Data records →
..............................

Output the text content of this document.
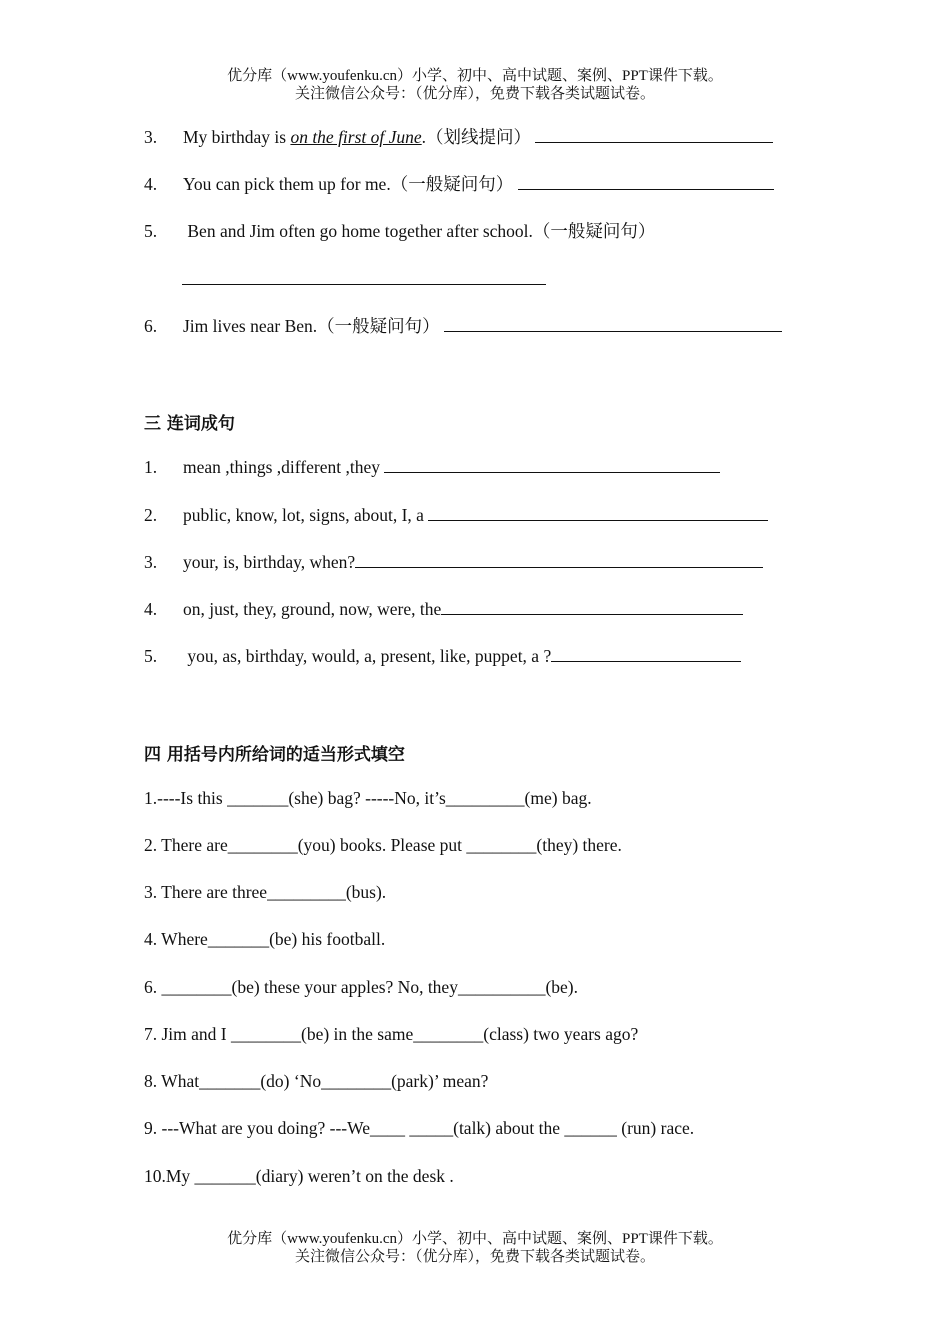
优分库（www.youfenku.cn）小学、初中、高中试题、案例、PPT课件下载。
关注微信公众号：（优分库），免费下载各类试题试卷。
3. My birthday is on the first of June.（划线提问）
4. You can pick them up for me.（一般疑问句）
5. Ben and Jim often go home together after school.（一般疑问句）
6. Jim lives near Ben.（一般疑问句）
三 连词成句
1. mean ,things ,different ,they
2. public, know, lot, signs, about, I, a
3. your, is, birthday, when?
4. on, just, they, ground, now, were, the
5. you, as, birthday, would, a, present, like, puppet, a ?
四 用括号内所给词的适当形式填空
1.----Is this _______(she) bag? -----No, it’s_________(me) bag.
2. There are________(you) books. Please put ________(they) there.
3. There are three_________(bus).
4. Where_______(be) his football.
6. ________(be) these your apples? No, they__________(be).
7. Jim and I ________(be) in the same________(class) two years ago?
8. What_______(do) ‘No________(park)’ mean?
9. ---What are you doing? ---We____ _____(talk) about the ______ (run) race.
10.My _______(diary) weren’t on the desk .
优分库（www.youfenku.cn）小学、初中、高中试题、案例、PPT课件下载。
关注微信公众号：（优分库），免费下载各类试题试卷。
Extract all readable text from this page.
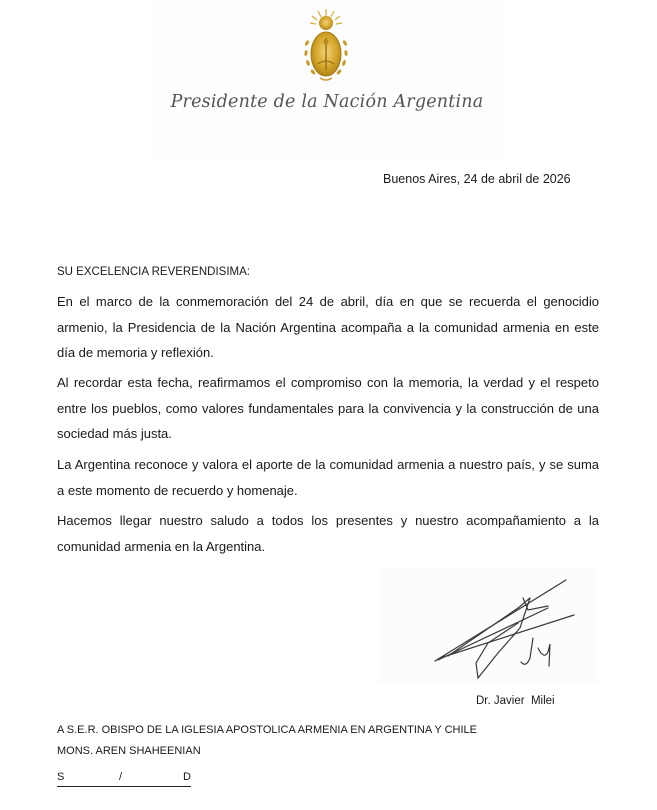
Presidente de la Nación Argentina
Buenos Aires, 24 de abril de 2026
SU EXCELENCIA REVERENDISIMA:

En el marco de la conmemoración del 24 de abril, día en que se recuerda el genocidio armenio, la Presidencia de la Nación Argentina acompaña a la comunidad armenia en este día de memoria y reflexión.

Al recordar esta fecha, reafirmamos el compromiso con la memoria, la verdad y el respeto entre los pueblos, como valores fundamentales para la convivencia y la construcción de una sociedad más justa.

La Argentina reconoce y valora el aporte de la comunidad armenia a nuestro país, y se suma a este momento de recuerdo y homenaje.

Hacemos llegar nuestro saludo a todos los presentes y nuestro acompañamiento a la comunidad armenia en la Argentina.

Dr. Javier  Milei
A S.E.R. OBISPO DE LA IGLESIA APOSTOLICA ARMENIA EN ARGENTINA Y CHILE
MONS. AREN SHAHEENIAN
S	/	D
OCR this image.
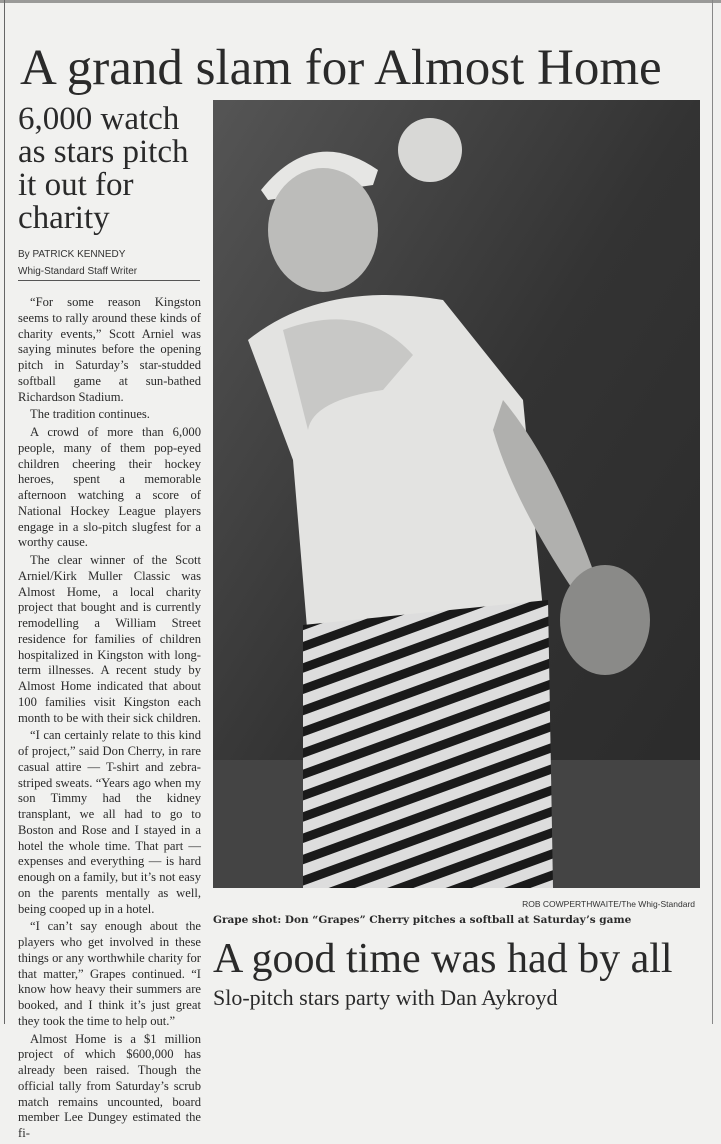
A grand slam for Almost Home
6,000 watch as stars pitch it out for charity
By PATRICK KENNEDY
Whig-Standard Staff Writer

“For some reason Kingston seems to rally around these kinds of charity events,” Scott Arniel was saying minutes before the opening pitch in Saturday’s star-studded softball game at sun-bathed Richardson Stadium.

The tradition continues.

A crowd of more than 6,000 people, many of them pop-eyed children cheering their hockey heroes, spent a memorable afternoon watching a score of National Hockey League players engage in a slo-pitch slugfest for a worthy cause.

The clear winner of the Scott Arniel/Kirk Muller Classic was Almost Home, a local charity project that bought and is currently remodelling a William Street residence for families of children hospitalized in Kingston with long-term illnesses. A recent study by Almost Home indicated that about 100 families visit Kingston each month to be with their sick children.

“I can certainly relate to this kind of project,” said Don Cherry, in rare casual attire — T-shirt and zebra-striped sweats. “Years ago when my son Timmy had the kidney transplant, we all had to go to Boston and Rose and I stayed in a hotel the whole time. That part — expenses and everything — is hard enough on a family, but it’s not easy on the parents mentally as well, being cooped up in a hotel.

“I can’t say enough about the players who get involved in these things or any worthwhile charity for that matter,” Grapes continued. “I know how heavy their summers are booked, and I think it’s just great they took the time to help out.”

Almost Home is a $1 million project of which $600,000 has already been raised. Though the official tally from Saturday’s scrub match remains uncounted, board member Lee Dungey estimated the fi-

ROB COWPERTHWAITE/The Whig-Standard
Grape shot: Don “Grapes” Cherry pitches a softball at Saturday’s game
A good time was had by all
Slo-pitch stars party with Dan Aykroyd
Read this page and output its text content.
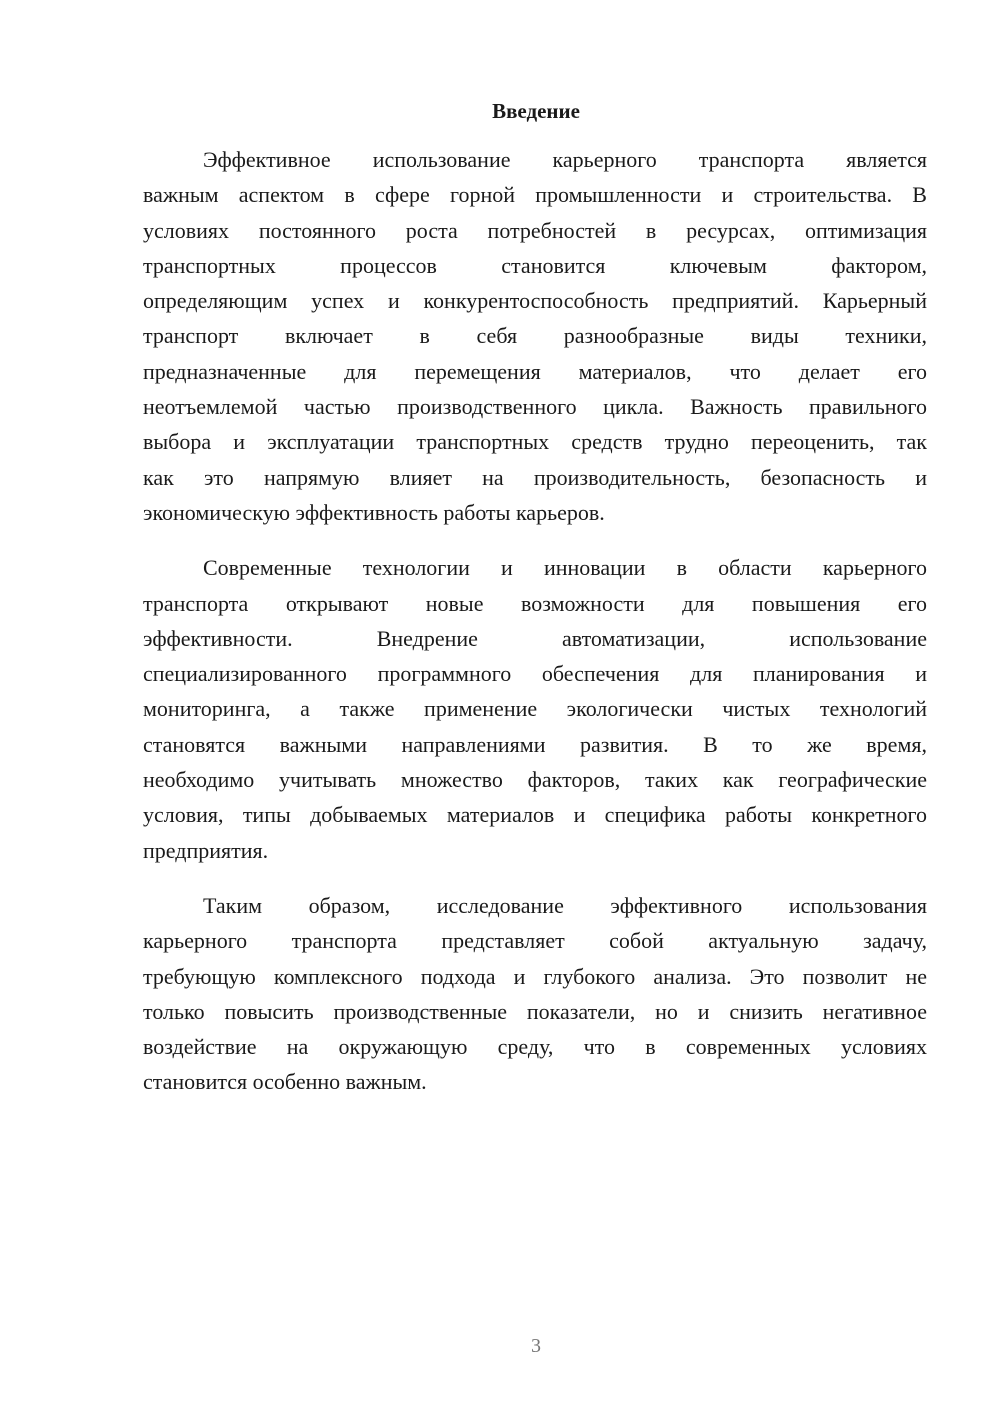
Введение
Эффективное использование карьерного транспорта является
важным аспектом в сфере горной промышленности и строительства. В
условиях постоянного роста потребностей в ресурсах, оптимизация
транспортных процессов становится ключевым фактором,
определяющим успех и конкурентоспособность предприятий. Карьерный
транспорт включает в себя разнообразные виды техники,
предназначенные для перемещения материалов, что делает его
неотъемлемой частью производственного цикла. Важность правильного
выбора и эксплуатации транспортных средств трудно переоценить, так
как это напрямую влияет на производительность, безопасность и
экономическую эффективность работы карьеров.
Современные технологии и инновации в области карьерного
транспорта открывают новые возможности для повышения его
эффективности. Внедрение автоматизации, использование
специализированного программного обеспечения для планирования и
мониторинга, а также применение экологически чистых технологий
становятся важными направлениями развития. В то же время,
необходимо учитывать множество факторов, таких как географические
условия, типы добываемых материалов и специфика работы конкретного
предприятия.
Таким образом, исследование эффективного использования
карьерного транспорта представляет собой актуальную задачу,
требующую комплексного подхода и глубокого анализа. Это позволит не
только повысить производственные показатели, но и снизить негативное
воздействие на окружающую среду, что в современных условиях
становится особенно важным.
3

..............................

EXERCISE DIRECTIONS → Each entry above should be reproduced exactly, with the pictures removed.

SOLVED EXERCISE →
Output the text content of this document.
优分库（www.youfenku.cn）小学、初中、高中试题、案例、PPT课件下载。
关注微信公众号：（优分库），免费下载各类试题试卷。
3. My birthday is on the first of June.（划线提问）
4. You can pick them up for me.（一般疑问句）
5. Ben and Jim often go home together after school.（一般疑问句）
6. Jim lives near Ben.（一般疑问句）
三 连词成句
1. mean ,things ,different ,they
2. public, know, lot, signs, about, I, a
3. your, is, birthday, when?
4. on, just, they, ground, now, were, the
5. you, as, birthday, would, a, present, like, puppet, a ?
四 用括号内所给词的适当形式填空
1.----Is this _______(she) bag? -----No, it’s_________(me) bag.
2. There are________(you) books. Please put ________(they) there.
3. There are three_________(bus).
4. Where_______(be) his football.
6. ________(be) these your apples? No, they__________(be).
7. Jim and I ________(be) in the same________(class) two years ago?
8. What_______(do) ‘No________(park)’ mean?
9. ---What are you doing? ---We____ _____(talk) about the ______ (run) race.
10.My _______(diary) weren’t on the desk .
优分库（www.youfenku.cn）小学、初中、高中试题、案例、PPT课件下载。
关注微信公众号：（优分库），免费下载各类试题试卷。
Extract all readable text from this page.
Presidente de la Nación Argentina
Buenos Aires, 24 de abril de 2026
SU EXCELENCIA REVERENDISIMA:

En el marco de la conmemoración del 24 de abril, día en que se recuerda el genocidio armenio, la Presidencia de la Nación Argentina acompaña a la comunidad armenia en este día de memoria y reflexión.

Al recordar esta fecha, reafirmamos el compromiso con la memoria, la verdad y el respeto entre los pueblos, como valores fundamentales para la convivencia y la construcción de una sociedad más justa.

La Argentina reconoce y valora el aporte de la comunidad armenia a nuestro país, y se suma a este momento de recuerdo y homenaje.

Hacemos llegar nuestro saludo a todos los presentes y nuestro acompañamiento a la comunidad armenia en la Argentina.

Dr. Javier  Milei
A S.E.R. OBISPO DE LA IGLESIA APOSTOLICA ARMENIA EN ARGENTINA Y CHILE
MONS. AREN SHAHEENIAN
S	/	D
OCR this image.
A grand slam for Almost Home
6,000 watch as stars pitch it out for charity
By PATRICK KENNEDY
Whig-Standard Staff Writer

“For some reason Kingston seems to rally around these kinds of charity events,” Scott Arniel was saying minutes before the opening pitch in Saturday’s star-studded softball game at sun-bathed Richardson Stadium.

The tradition continues.

A crowd of more than 6,000 people, many of them pop-eyed children cheering their hockey heroes, spent a memorable afternoon watching a score of National Hockey League players engage in a slo-pitch slugfest for a worthy cause.

The clear winner of the Scott Arniel/Kirk Muller Classic was Almost Home, a local charity project that bought and is currently remodelling a William Street residence for families of children hospitalized in Kingston with long-term illnesses. A recent study by Almost Home indicated that about 100 families visit Kingston each month to be with their sick children.

“I can certainly relate to this kind of project,” said Don Cherry, in rare casual attire — T-shirt and zebra-striped sweats. “Years ago when my son Timmy had the kidney transplant, we all had to go to Boston and Rose and I stayed in a hotel the whole time. That part — expenses and everything — is hard enough on a family, but it’s not easy on the parents mentally as well, being cooped up in a hotel.

“I can’t say enough about the players who get involved in these things or any worthwhile charity for that matter,” Grapes continued. “I know how heavy their summers are booked, and I think it’s just great they took the time to help out.”

Almost Home is a $1 million project of which $600,000 has already been raised. Though the official tally from Saturday’s scrub match remains uncounted, board member Lee Dungey estimated the fi-

ROB COWPERTHWAITE/The Whig-Standard
Grape shot: Don “Grapes” Cherry pitches a softball at Saturday’s game
A good time was had by all
Slo-pitch stars party with Dan Aykroyd
Read this page and output its text content.
Введение
Эффективное использование карьерного транспорта является
важным аспектом в сфере горной промышленности и строительства. В
условиях постоянного роста потребностей в ресурсах, оптимизация
транспортных процессов становится ключевым фактором,
определяющим успех и конкурентоспособность предприятий. Карьерный
транспорт включает в себя разнообразные виды техники,
предназначенные для перемещения материалов, что делает его
неотъемлемой частью производственного цикла. Важность правильного
выбора и эксплуатации транспортных средств трудно переоценить, так
как это напрямую влияет на производительность, безопасность и
экономическую эффективность работы карьеров.
Современные технологии и инновации в области карьерного
транспорта открывают новые возможности для повышения его
эффективности. Внедрение автоматизации, использование
специализированного программного обеспечения для планирования и
мониторинга, а также применение экологически чистых технологий
становятся важными направлениями развития. В то же время,
необходимо учитывать множество факторов, таких как географические
условия, типы добываемых материалов и специфика работы конкретного
предприятия.
Таким образом, исследование эффективного использования
карьерного транспорта представляет собой актуальную задачу,
требующую комплексного подхода и глубокого анализа. Это позволит не
только повысить производственные показатели, но и снизить негативное
воздействие на окружающую среду, что в современных условиях
становится особенно важным.
3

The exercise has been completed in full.